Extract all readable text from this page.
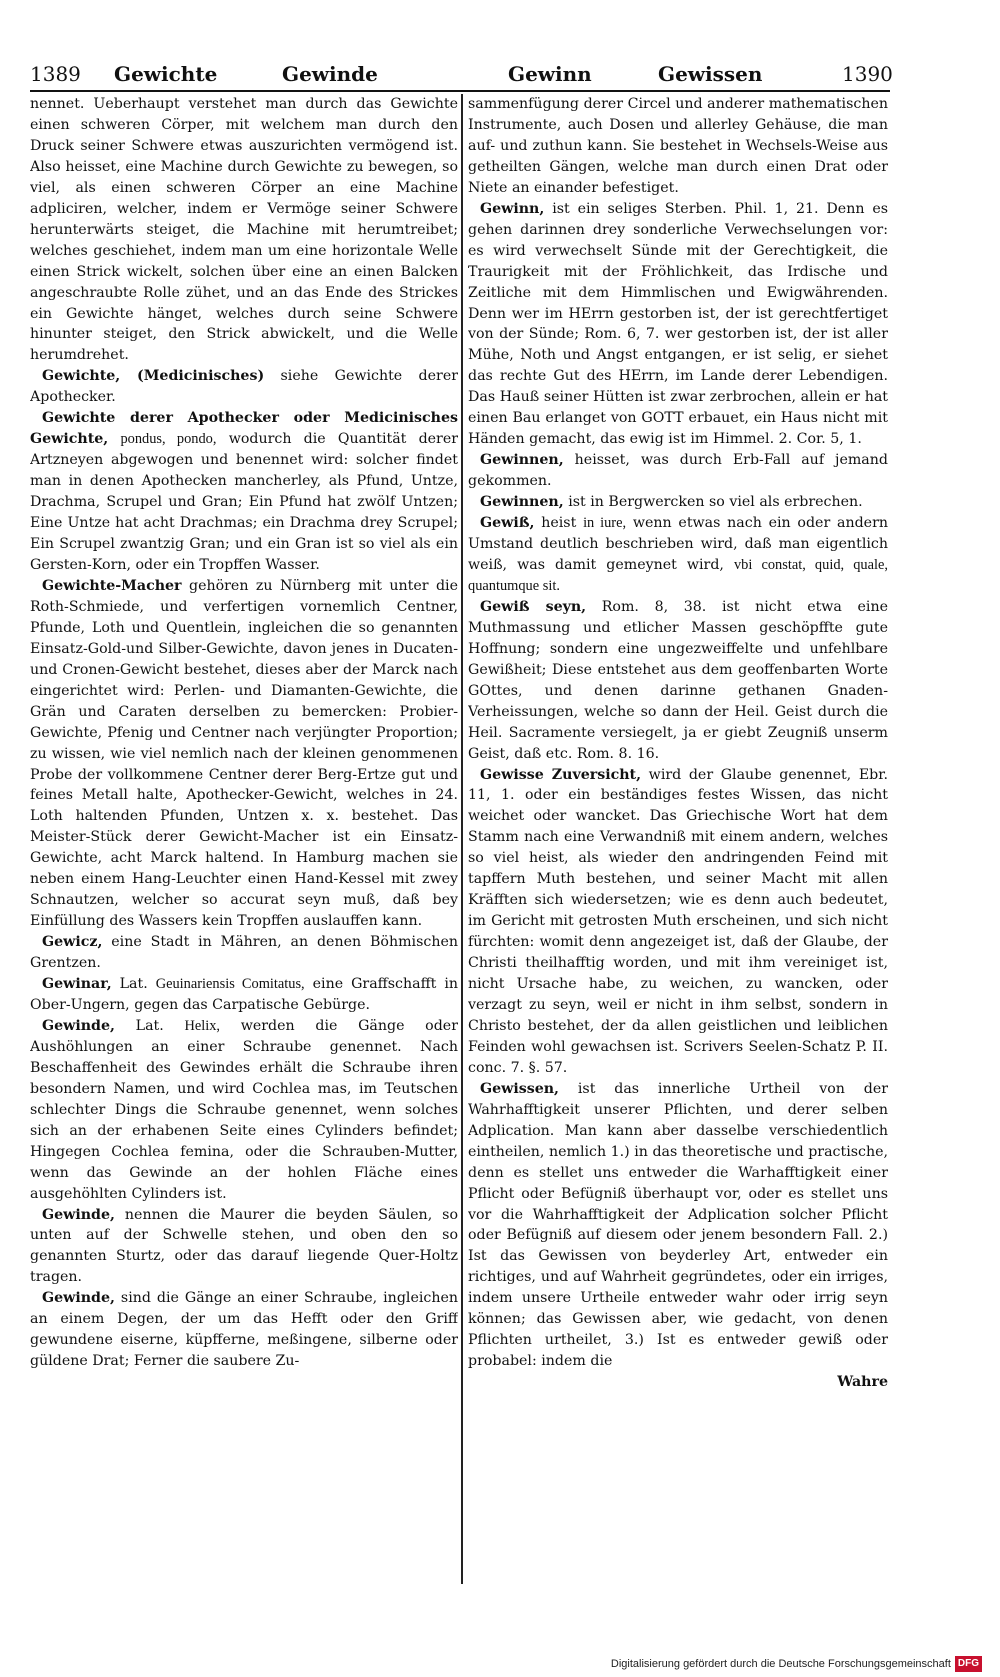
1389 Gewichte	Gewinde	Gewinn	Gewissen	1390

nennet. Ueberhaupt verstehet man durch das Gewichte einen schweren Cörper, mit welchem man durch den Druck seiner Schwere etwas auszurichten vermögend ist. Also heisset, eine Machine durch Gewichte zu bewegen, so viel, als einen schweren Cörper an eine Machine adpliciren, welcher, indem er Vermöge seiner Schwere herunterwärts steiget, die Machine mit herumtreibet; welches geschiehet, indem man um eine horizontale Welle einen Strick wickelt, solchen über eine an einen Balcken angeschraubte Rolle zühet, und an das Ende des Strickes ein Gewichte hänget, welches durch seine Schwere hinunter steiget, den Strick abwickelt, und die Welle herumdrehet.

Gewichte, (Medicinisches) siehe Gewichte derer Apothecker.

Gewichte derer Apothecker oder Medicinisches Gewichte, pondus, pondo, wodurch die Quantität derer Artzneyen abgewogen und benennet wird: solcher findet man in denen Apothecken mancherley, als Pfund, Untze, Drachma, Scrupel und Gran; Ein Pfund hat zwölf Untzen; Eine Untze hat acht Drachmas; ein Drachma drey Scrupel; Ein Scrupel zwantzig Gran; und ein Gran ist so viel als ein Gersten-Korn, oder ein Tropffen Wasser.

Gewichte-Macher gehören zu Nürnberg mit unter die Roth-Schmiede, und verfertigen vornemlich Centner, Pfunde, Loth und Quentlein, ingleichen die so genannten Einsatz-Gold-und Silber-Gewichte, davon jenes in Ducaten- und Cronen-Gewicht bestehet, dieses aber der Marck nach eingerichtet wird: Perlen- und Diamanten-Gewichte, die Grän und Caraten derselben zu bemercken: Probier-Gewichte, Pfenig und Centner nach verjüngter Proportion; zu wissen, wie viel nemlich nach der kleinen genommenen Probe der vollkommene Centner derer Berg-Ertze gut und feines Metall halte, Apothecker-Gewicht, welches in 24. Loth haltenden Pfunden, Untzen x. x. bestehet. Das Meister-Stück derer Gewicht-Macher ist ein Einsatz-Gewichte, acht Marck haltend. In Hamburg machen sie neben einem Hang-Leuchter einen Hand-Kessel mit zwey Schnautzen, welcher so accurat seyn muß, daß bey Einfüllung des Wassers kein Tropffen auslauffen kann.

Gewicz, eine Stadt in Mähren, an denen Böhmischen Grentzen.

Gewinar, Lat. Geuinariensis Comitatus, eine Graffschafft in Ober-Ungern, gegen das Carpatische Gebürge.

Gewinde, Lat. Helix, werden die Gänge oder Aushöhlungen an einer Schraube genennet. Nach Beschaffenheit des Gewindes erhält die Schraube ihren besondern Namen, und wird Cochlea mas, im Teutschen schlechter Dings die Schraube genennet, wenn solches sich an der erhabenen Seite eines Cylinders befindet; Hingegen Cochlea femina, oder die Schrauben-Mutter, wenn das Gewinde an der hohlen Fläche eines ausgehöhlten Cylinders ist.

Gewinde, nennen die Maurer die beyden Säulen, so unten auf der Schwelle stehen, und oben den so genannten Sturtz, oder das darauf liegende Quer-Holtz tragen.

Gewinde, sind die Gänge an einer Schraube, ingleichen an einem Degen, der um das Hefft oder den Griff gewundene eiserne, küpfferne, meßingene, silberne oder güldene Drat; Ferner die saubere Zu-

sammenfügung derer Circel und anderer mathematischen Instrumente, auch Dosen und allerley Gehäuse, die man auf- und zuthun kann. Sie bestehet in Wechsels-Weise aus getheilten Gängen, welche man durch einen Drat oder Niete an einander befestiget.

Gewinn, ist ein seliges Sterben. Phil. 1, 21. Denn es gehen darinnen drey sonderliche Verwechselungen vor: es wird verwechselt Sünde mit der Gerechtigkeit, die Traurigkeit mit der Fröhlichkeit, das Irdische und Zeitliche mit dem Himmlischen und Ewigwährenden. Denn wer im HErrn gestorben ist, der ist gerechtfertiget von der Sünde; Rom. 6, 7. wer gestorben ist, der ist aller Mühe, Noth und Angst entgangen, er ist selig, er siehet das rechte Gut des HErrn, im Lande derer Lebendigen. Das Hauß seiner Hütten ist zwar zerbrochen, allein er hat einen Bau erlanget von GOTT erbauet, ein Haus nicht mit Händen gemacht, das ewig ist im Himmel. 2. Cor. 5, 1.

Gewinnen, heisset, was durch Erb-Fall auf jemand gekommen.

Gewinnen, ist in Bergwercken so viel als erbrechen.

Gewiß, heist in iure, wenn etwas nach ein oder andern Umstand deutlich beschrieben wird, daß man eigentlich weiß, was damit gemeynet wird, vbi constat, quid, quale, quantumque sit.

Gewiß seyn, Rom. 8, 38. ist nicht etwa eine Muthmassung und etlicher Massen geschöpffte gute Hoffnung; sondern eine ungezweiffelte und unfehlbare Gewißheit; Diese entstehet aus dem geoffenbarten Worte GOttes, und denen darinne gethanen Gnaden-Verheissungen, welche so dann der Heil. Geist durch die Heil. Sacramente versiegelt, ja er giebt Zeugniß unserm Geist, daß etc. Rom. 8. 16.

Gewisse Zuversicht, wird der Glaube genennet, Ebr. 11, 1. oder ein beständiges festes Wissen, das nicht weichet oder wancket. Das Griechische Wort hat dem Stamm nach eine Verwandniß mit einem andern, welches so viel heist, als wieder den andringenden Feind mit tapffern Muth bestehen, und seiner Macht mit allen Kräfften sich wiedersetzen; wie es denn auch bedeutet, im Gericht mit getrosten Muth erscheinen, und sich nicht fürchten: womit denn angezeiget ist, daß der Glaube, der Christi theilhafftig worden, und mit ihm vereiniget ist, nicht Ursache habe, zu weichen, zu wancken, oder verzagt zu seyn, weil er nicht in ihm selbst, sondern in Christo bestehet, der da allen geistlichen und leiblichen Feinden wohl gewachsen ist. Scrivers Seelen-Schatz P. II. conc. 7. §. 57.

Gewissen, ist das innerliche Urtheil von der Wahrhafftigkeit unserer Pflichten, und derer selben Adplication. Man kann aber dasselbe verschiedentlich eintheilen, nemlich 1.) in das theoretische und practische, denn es stellet uns entweder die Warhafftigkeit einer Pflicht oder Befügniß überhaupt vor, oder es stellet uns vor die Wahrhafftigkeit der Adplication solcher Pflicht oder Befügniß auf diesem oder jenem besondern Fall. 2.) Ist das Gewissen von beyderley Art, entweder ein richtiges, und auf Wahrheit gegründetes, oder ein irriges, indem unsere Urtheile entweder wahr oder irrig seyn können; das Gewissen aber, wie gedacht, von denen Pflichten urtheilet, 3.) Ist es entweder gewiß oder probabel: indem die

Wahre

Digitalisierung gefördert durch die Deutsche Forschungsgemeinschaft DFG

-*-

Going through the records, say how many lines hold the string "Gewinde". Only the number should be given.

Solution to this problem: 4